--- START Article ---

We may determine not to apply lease enhancement mechanisms that would otherwise protect us.
 
In determining whether a lease enhancement mechanism is appropriate, we examine the costs and benefits of the lease enhancement mechanism in light of our analysis of the risks associated with the underlying net lease. As a result of this analysis, we may decline to apply a lease enhancement mechanism that would otherwise protect us. Actual losses may exceed our estimates and, therefore, our decision not to apply appropriate lease enhancement mechanisms may result in the loss of all or part of our capital invested in, and profits anticipated from, our investment, and could adversely affect our financial condition and operating results.
 
Risks Related to Business Strategy and Policies
 
We face significant competition that could harm our business.
 
We are subject to significant competition in each of our business segments. We compete with specialty finance companies, insurance companies, investment banks, savings and loan associations, banks, mortgage bankers, mutual funds, institutional investors, pension funds, hedge funds, other lenders, governmental bodies and individuals and other entities, including REITs. We may face new competitors and, due to our focus on net lease and other single tenant properties located throughout the United States, and because many of our competitors are locally and/or regionally focused, we may not encounter the same competitors in each region of the United States. Many of our competitors have greater financial and other resources and may have other advantages over our company. Our competitors may be willing to accept lower returns on their investments, may have access to lower cost capital and may succeed in buying the assets that we target for acquisition. We may incur costs on unsuccessful acquisitions that we will not be able to recover. Our failure to compete successfully could have a material adverse effect on our financial condition and operating results.
 
Our network of independent mortgage brokers and investment sale brokers may sell investment opportunities to our competitors.
 
An important source of our investments comes from independent mortgage brokers and investment sale brokers. These brokers are not contractually obligated to do business with us. Further, our competitors also have relationships with many of these brokers and actively compete with us in our efforts to obtain investments from these brokers. As a result, we may lose potential transactions to our competitors, causing our investment pace to slow, which could have a material adverse effect on the market price of our stock.
 
Joint venture investments will expose us to certain risks.
 
We may from time to time enter into joint venture transactions for portions of our exiting or future portfolio assets, which may include certain of our real properties and/or some or all of our loan and securities investments. Investing in this manner subjects us to certain risks, among them the following:

 
·
We will not exercise sole decision-making authority regarding the joint venture’s business and assets and, thus, we may not be able to take actions that we believe are in our company’s best interests.
 
 
·
We may be required to accept liability for obligations of the joint venture (such as recourse carve-outs on mortgage loans) beyond our economic interest.
 
 
·
Our returns on joint venture assets may be adversely affected if the assets are not held for the long-term, or a period of about ten years.
 
As part of our continuing evaluation of joint venture opportunities, we have made a passive investment in a real estate investment and management company. The entity is a start-up company and, thus, our investment is highly speculative. If the company is unable to execute its business plan, which includes raising sufficient capital, or if we or other investors fail to make required capital contributions, our investment could be adversely affected. Our investment also generally does not entitle us to voting rights and, therefore, our ability to influence management policy is very limited. We could lose some or all of this investment.
 
Our ability to grow our business will be limited by our ability to attract debt or equity financing, and we may have difficulty accessing capital on attractive terms.

--- END Article ---

● **Set tasks**
[1] From the risk factors, list every risk that investing through joint ventures is said to subject the company to.
[2] Rewrite the risk factors starting at "In determining whether" and ending at "affect our financial condition and operating results.", renaming "capital" as "funds".
[3] According to the risk factors, what holding period counts as the long-term for joint venture assets?

--- START Records ---

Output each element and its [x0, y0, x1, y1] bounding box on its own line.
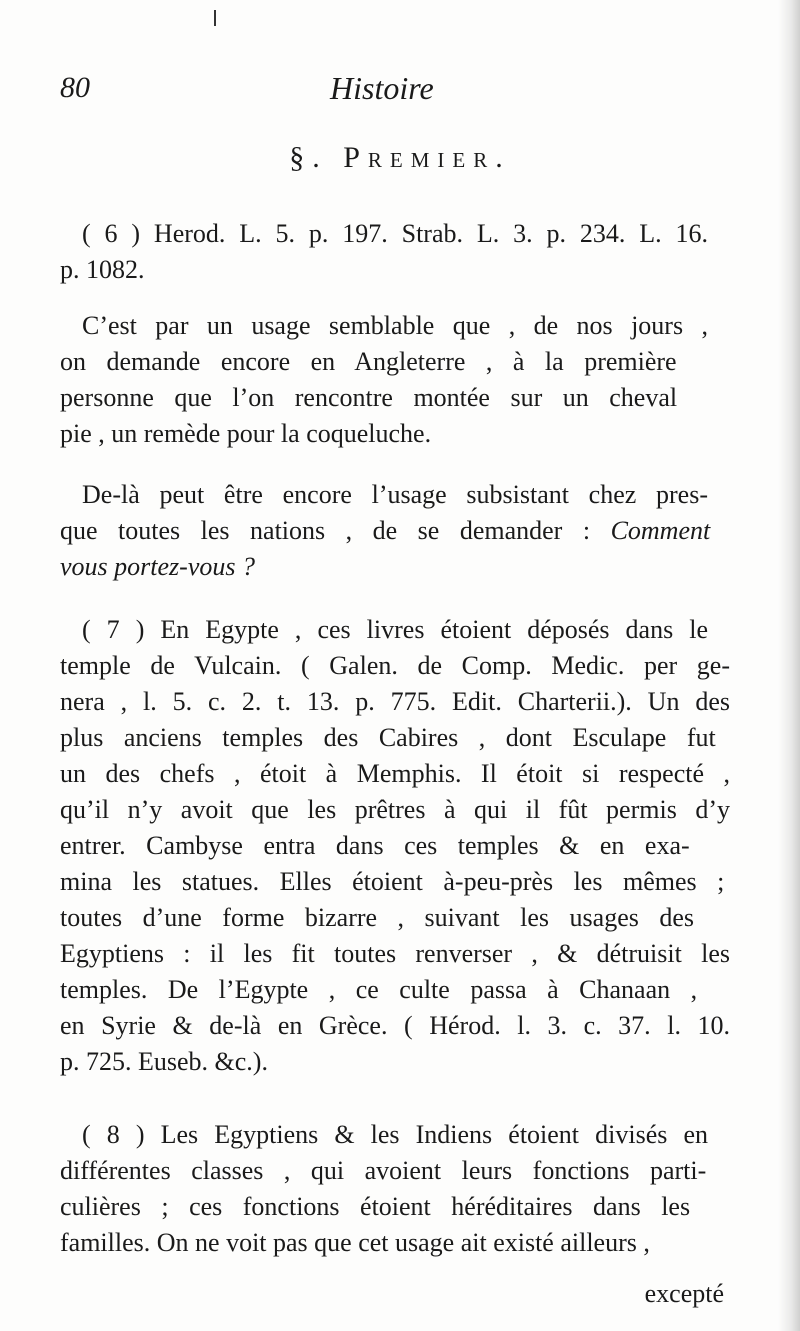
text-line: p. 1082.: [60, 255, 145, 284]
text-line: mina les statues. Elles étoient à-peu-près les mêmes ;: [60, 867, 725, 896]
text-line: toutes d’une forme bizarre , suivant les usages des: [60, 903, 695, 932]
running-title: Histoire: [330, 70, 434, 106]
page-number: 80: [60, 71, 90, 104]
text-line: pie , un remède pour la coqueluche.: [60, 419, 432, 448]
catchword: excepté: [644, 1279, 724, 1308]
text-line: temple de Vulcain. ( Galen. de Comp. Medic. per ge-: [60, 651, 730, 680]
italic-phrase: vous portez-vous ?: [60, 552, 255, 581]
page-header: [60, 68, 730, 108]
paragraph-greeting-custom: [60, 477, 730, 585]
text-line: ( 8 ) Les Egyptiens & les Indiens étoient divisés en: [82, 1120, 708, 1149]
italic-phrase: Comment: [610, 516, 711, 545]
text-line: culières ; ces fonctions étoient héréditaires dans les: [60, 1192, 691, 1221]
text-line: personne que l’on rencontre montée sur un cheval: [60, 383, 678, 412]
printer-mark: [214, 10, 216, 26]
text-line: p. 725. Euseb. &c.).: [60, 1047, 268, 1076]
paragraph-usage-england: [60, 308, 730, 452]
text-segment: que toutes les nations , de se demander :: [60, 516, 611, 545]
text-line: un des chefs , étoit à Memphis. Il étoit si respecté ,: [60, 759, 730, 788]
text-line: temples. De l’Egypte , ce culte passa à Chanaan ,: [60, 975, 698, 1004]
text-line: familles. On ne voit pas que cet usage ait existé ailleurs ,: [60, 1228, 650, 1257]
text-line: en Syrie & de-là en Grèce. ( Hérod. l. 3. c. 37. l. 10.: [60, 1011, 730, 1040]
text-line: entrer. Cambyse entra dans ces temples & en exa-: [60, 831, 690, 860]
text-line: Egyptiens : il les fit toutes renverser , & détruisit les: [60, 939, 730, 968]
page-edge-shadow: [778, 0, 800, 1331]
text-line: ( 7 ) En Egypte , ces livres étoient déposés dans le: [82, 615, 708, 644]
text-line: De-là peut être encore l’usage subsistant chez pres-: [82, 480, 708, 509]
text-line: [60, 513, 730, 549]
text-line: on demande encore en Angleterre , à la première: [60, 347, 677, 376]
text-line: plus anciens temples des Cabires , dont Esculape fut: [60, 723, 716, 752]
text-line: différentes classes , qui avoient leurs fonctions parti-: [60, 1156, 707, 1185]
text-line: nera , l. 5. c. 2. t. 13. p. 775. Edit. Charterii.). Un des: [60, 687, 730, 716]
text-line: ( 6 ) Herod. L. 5. p. 197. Strab. L. 3. p. 234. L. 16.: [82, 219, 708, 248]
section-title: §. Premier.: [289, 141, 511, 174]
note-7: [60, 612, 730, 1080]
text-line: qu’il n’y avoit que les prêtres à qui il fût permis d’y: [60, 795, 730, 824]
note-6: [60, 216, 730, 288]
note-8: [60, 1117, 730, 1261]
text-line: C’est par un usage semblable que , de nos jours ,: [82, 311, 708, 340]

--- END Records ---

● **Expected results**
[1]
- The company will not exercise sole decision-making authority regarding the joint venture's business and assets, so it may not be able to take actions it believes are in its best interests.
- The company may be required to accept liability for obligations of the joint venture, such as recourse carve-outs on mortgage loans, beyond its economic interest.
- Returns on joint venture assets may be adversely affected if the assets are not held for the long-term, or a period of about ten years.

[2]
In determining whether a lease enhancement mechanism is appropriate, we examine the costs and benefits of the lease enhancement mechanism in light of our analysis of the risks associated with the underlying net lease. As a result of this analysis, we may decline to apply a lease enhancement mechanism that would otherwise protect us. Actual losses may exceed our estimates and, therefore, our decision not to apply appropriate lease enhancement mechanisms may result in the loss of all or part of our funds invested in, and profits anticipated from, our investment, and could adversely affect our financial condition and operating results.

[3] About ten years.